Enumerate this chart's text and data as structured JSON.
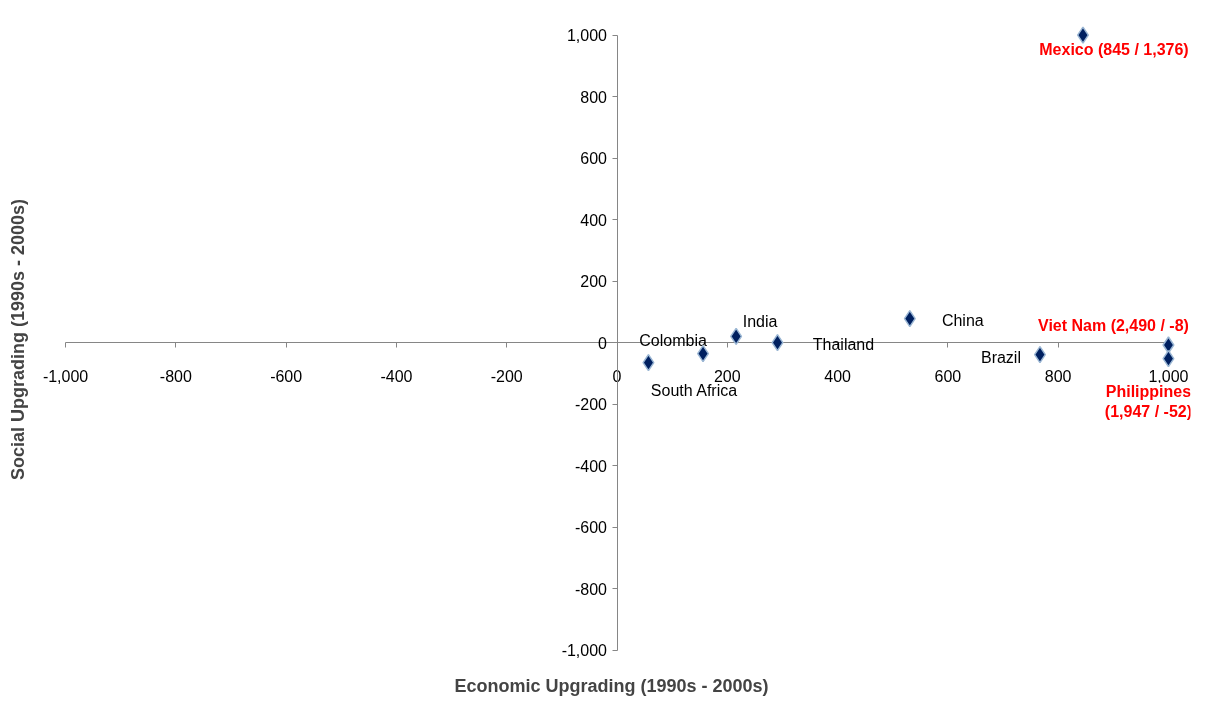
{
  "chart_data": {
    "type": "scatter",
    "xlabel": "Economic Upgrading (1990s - 2000s)",
    "ylabel": "Social Upgrading (1990s - 2000s)",
    "x": [
      57,
      156,
      216,
      291,
      531,
      767,
      1000,
      1000,
      845
    ],
    "values": [
      -65,
      -36,
      20,
      0,
      78,
      -39,
      -8,
      -52,
      1000
    ],
    "color": "#002060",
    "marker": "diamond",
    "grid": false,
    "xlim": [
      -1000,
      1000
    ],
    "ylim": [
      -1000,
      1000
    ],
    "xticks": [
      {
        "value": -1000,
        "label": "-1,000"
      },
      -800,
      -600,
      -400,
      -200,
      0,
      200,
      400,
      600,
      800,
      {
        "value": 1000,
        "label": "1,000"
      }
    ],
    "yticks": [
      {
        "value": -1000,
        "label": "-1,000"
      },
      -800,
      -600,
      -400,
      -200,
      0,
      200,
      400,
      600,
      800,
      {
        "value": 1000,
        "label": "1,000"
      }
    ],
    "annotations": [
      {
        "text": "South Africa",
        "x": 57,
        "y": -65
      },
      {
        "text": "Colombia",
        "x": 156,
        "y": -36
      },
      {
        "text": "India",
        "x": 216,
        "y": 20
      },
      {
        "text": "Thailand",
        "x": 291,
        "y": 0
      },
      {
        "text": "China",
        "x": 531,
        "y": 78
      },
      {
        "text": "Brazil",
        "x": 767,
        "y": -39
      },
      {
        "text": "Viet Nam (2,490 / -8)",
        "x": 1000,
        "y": -8
      },
      {
        "text": "Philippines\n(1,947 / -52)",
        "x": 1000,
        "y": -52
      },
      {
        "text": "Mexico (845 / 1,376)",
        "x": 845,
        "y": 1000
      }
    ]
  }
}
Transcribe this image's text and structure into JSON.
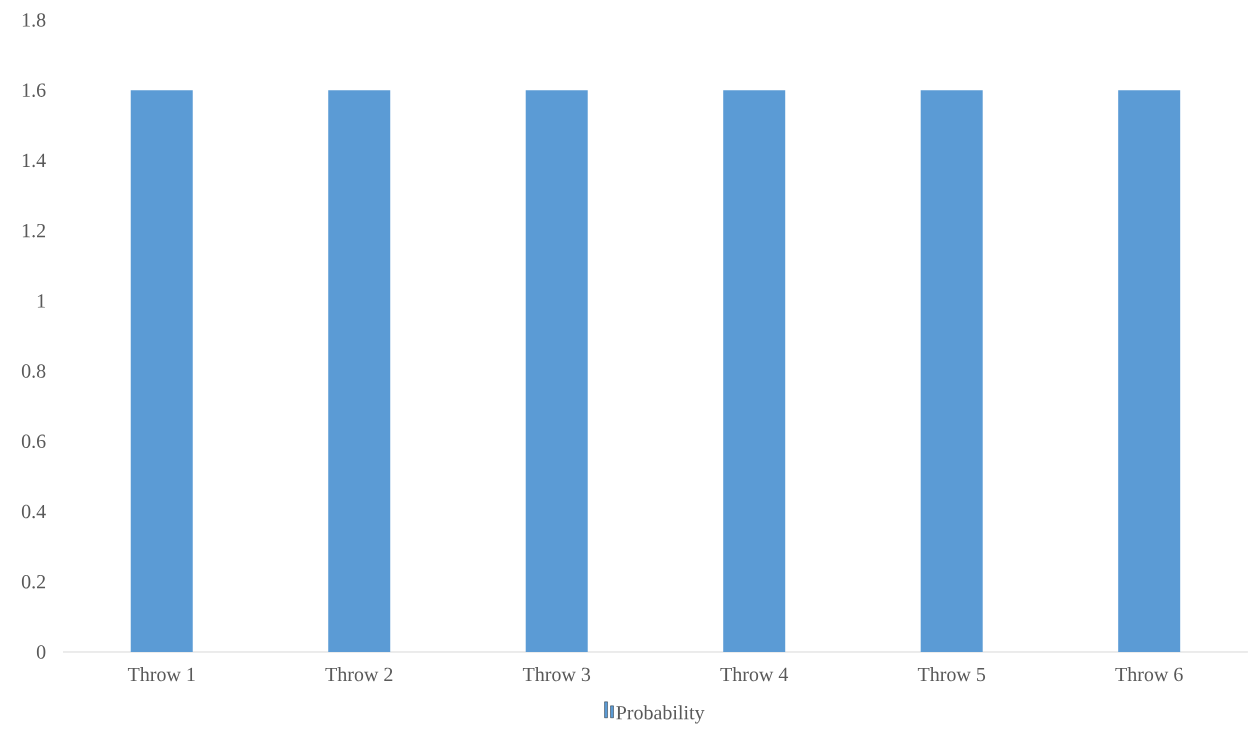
{
  "chart_data": {
    "type": "bar",
    "categories": [
      "Throw 1",
      "Throw 2",
      "Throw 3",
      "Throw 4",
      "Throw 5",
      "Throw 6"
    ],
    "series": [
      {
        "name": "Probability",
        "color": "#5b9bd5",
        "values": [
          1.6,
          1.6,
          1.6,
          1.6,
          1.6,
          1.6
        ]
      }
    ],
    "ylim": [
      0,
      1.8
    ],
    "yticks": [
      0,
      0.2,
      0.4,
      0.6,
      0.8,
      1,
      1.2,
      1.4,
      1.6,
      1.8
    ],
    "grid": false,
    "legend": "bottom"
  }
}
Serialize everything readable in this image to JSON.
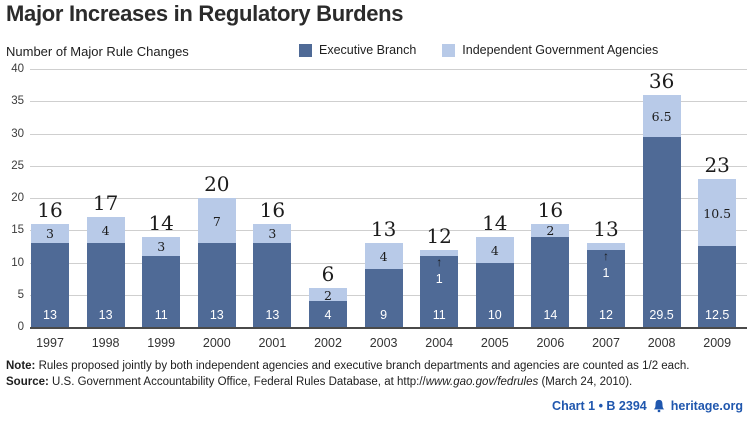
{
  "title": "Major Increases in Regulatory Burdens",
  "axis_label": "Number of Major Rule Changes",
  "legend": {
    "executive_label": "Executive Branch",
    "independent_label": "Independent Government Agencies"
  },
  "colors": {
    "executive": "#4f6a96",
    "independent": "#b8cae8",
    "gridline": "#cfcfcf",
    "footer_blue": "#2057ae"
  },
  "chart_data": {
    "type": "bar",
    "stacked": true,
    "title": "Major Increases in Regulatory Burdens",
    "ylabel": "Number of Major Rule Changes",
    "categories": [
      "1997",
      "1998",
      "1999",
      "2000",
      "2001",
      "2002",
      "2003",
      "2004",
      "2005",
      "2006",
      "2007",
      "2008",
      "2009"
    ],
    "series": [
      {
        "name": "Executive Branch",
        "color": "#4f6a96",
        "values": [
          13,
          13,
          11,
          13,
          13,
          4,
          9,
          11,
          10,
          14,
          12,
          29.5,
          12.5
        ]
      },
      {
        "name": "Independent Government Agencies",
        "color": "#b8cae8",
        "values": [
          3,
          4,
          3,
          7,
          3,
          2,
          4,
          1,
          4,
          2,
          1,
          6.5,
          10.5
        ]
      }
    ],
    "totals": [
      16,
      17,
      14,
      20,
      16,
      6,
      13,
      12,
      14,
      16,
      13,
      36,
      23
    ],
    "ylim": [
      0,
      40
    ],
    "yticks": [
      0,
      5,
      10,
      15,
      20,
      25,
      30,
      35,
      40
    ],
    "grid": true,
    "legend_position": "top"
  },
  "notes": {
    "note_label": "Note:",
    "note_text": " Rules proposed jointly by both independent agencies and executive branch departments and agencies are counted as 1/2 each.",
    "source_label": "Source:",
    "source_prefix": " U.S. Government Accountability Office, Federal Rules Database, at http://",
    "source_italic": "www.gao.gov/fedrules",
    "source_suffix": " (March 24, 2010)."
  },
  "footer": {
    "chart_ref": "Chart 1 • B 2394",
    "site": "heritage.org"
  }
}
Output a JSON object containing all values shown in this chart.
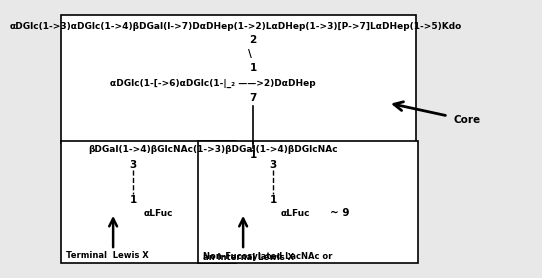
{
  "bg_color": "#e8e8e8",
  "line1": "αDGlc(1->3)αDGlc(1->4)βDGal(l->7)DαDHep(1->2)LαDHep(1->3)[P->7]LαDHep(1->5)Kdo",
  "line2": "αDGlc(1-[->6)αDGlc(1-|_₂ ——>2)DαDHep",
  "line3": "βDGal(1->4)βGlcNAc(1->3)βDGal(1->4)βDGlcNAc",
  "alfuc1": "αLFuc",
  "alfuc2": "αLFuc",
  "core_text": "Core",
  "terminal_line1": "Terminal  Lewis X",
  "internal_line1": "Non-Fucosylated LacNAc or",
  "internal_line2": "an Internal Lewis X",
  "fontsize_main": 6.5,
  "fontsize_label": 7.5,
  "fontsize_bold": 8.0
}
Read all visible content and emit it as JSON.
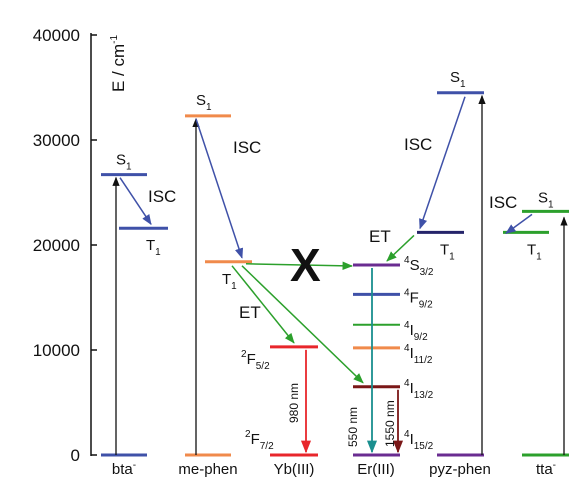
{
  "axis": {
    "label": "E / cm",
    "label_sup": "-1",
    "ticks": [
      {
        "value": 0,
        "text": "0"
      },
      {
        "value": 10000,
        "text": "10000"
      },
      {
        "value": 20000,
        "text": "20000"
      },
      {
        "value": 30000,
        "text": "30000"
      },
      {
        "value": 40000,
        "text": "40000"
      }
    ],
    "range": [
      0,
      40000
    ]
  },
  "categories": [
    {
      "id": "bta",
      "base": "bta",
      "sup": "-"
    },
    {
      "id": "mephen",
      "base": "me-phen",
      "sup": ""
    },
    {
      "id": "yb",
      "base": "Yb(III)",
      "sup": ""
    },
    {
      "id": "er",
      "base": "Er(III)",
      "sup": ""
    },
    {
      "id": "pyzphen",
      "base": "pyz-phen",
      "sup": ""
    },
    {
      "id": "tta",
      "base": "tta",
      "sup": "-"
    }
  ],
  "colors": {
    "blue": "#3f51a8",
    "orange": "#f08a4b",
    "green": "#2ca02c",
    "red": "#e8262b",
    "purple": "#6a2c91",
    "teal": "#1a8f8f",
    "darkred": "#7a1717",
    "navy": "#25246a",
    "black": "#111111"
  },
  "levels": {
    "bta_ground": 0,
    "bta_s1": 26700,
    "bta_t1": 21600,
    "mephen_ground": 0,
    "mephen_s1": 32300,
    "mephen_t1": 18400,
    "yb_ground": 0,
    "yb_excited": 10300,
    "er_i152": 0,
    "er_i132": 6500,
    "er_i112": 10200,
    "er_i92": 12400,
    "er_f92": 15300,
    "er_s32": 18100,
    "pyzphen_ground": 0,
    "pyzphen_s1": 34500,
    "pyzphen_t1": 21200,
    "tta_ground": 0,
    "tta_s1": 23200,
    "tta_t1": 21200
  },
  "labels": {
    "bta_s1": {
      "base": "S",
      "sub": "1"
    },
    "bta_t1": {
      "base": "T",
      "sub": "1"
    },
    "mephen_s1": {
      "base": "S",
      "sub": "1"
    },
    "mephen_t1": {
      "base": "T",
      "sub": "1"
    },
    "pyzphen_s1": {
      "base": "S",
      "sub": "1"
    },
    "pyzphen_t1": {
      "base": "T",
      "sub": "1"
    },
    "tta_s1": {
      "base": "S",
      "sub": "1"
    },
    "tta_t1": {
      "base": "T",
      "sub": "1"
    },
    "yb_f52": {
      "sup": "2",
      "base": "F",
      "sub": "5/2"
    },
    "yb_f72": {
      "sup": "2",
      "base": "F",
      "sub": "7/2"
    },
    "er_s32": {
      "sup": "4",
      "base": "S",
      "sub": "3/2"
    },
    "er_f92": {
      "sup": "4",
      "base": "F",
      "sub": "9/2"
    },
    "er_i92": {
      "sup": "4",
      "base": "I",
      "sub": "9/2"
    },
    "er_i112": {
      "sup": "4",
      "base": "I",
      "sub": "11/2"
    },
    "er_i132": {
      "sup": "4",
      "base": "I",
      "sub": "13/2"
    },
    "er_i152": {
      "sup": "4",
      "base": "I",
      "sub": "15/2"
    }
  },
  "annotations": {
    "isc": "ISC",
    "et": "ET",
    "cross": "X",
    "yb_emission": "980 nm",
    "er_emission_green": "550 nm",
    "er_emission_ir": "1550 nm"
  }
}
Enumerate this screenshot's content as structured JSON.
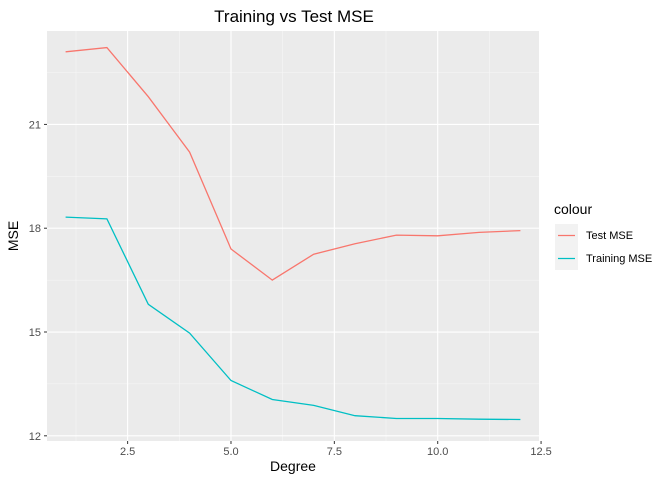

........

**INSTRUCTION**
Using the listing above, pull out all lines that hold the word "Number".

**FULL OUTPUT**
  "axis_label": "Number of Major Rule Changes",
    "ylabel": "Number of Major Rule Changes",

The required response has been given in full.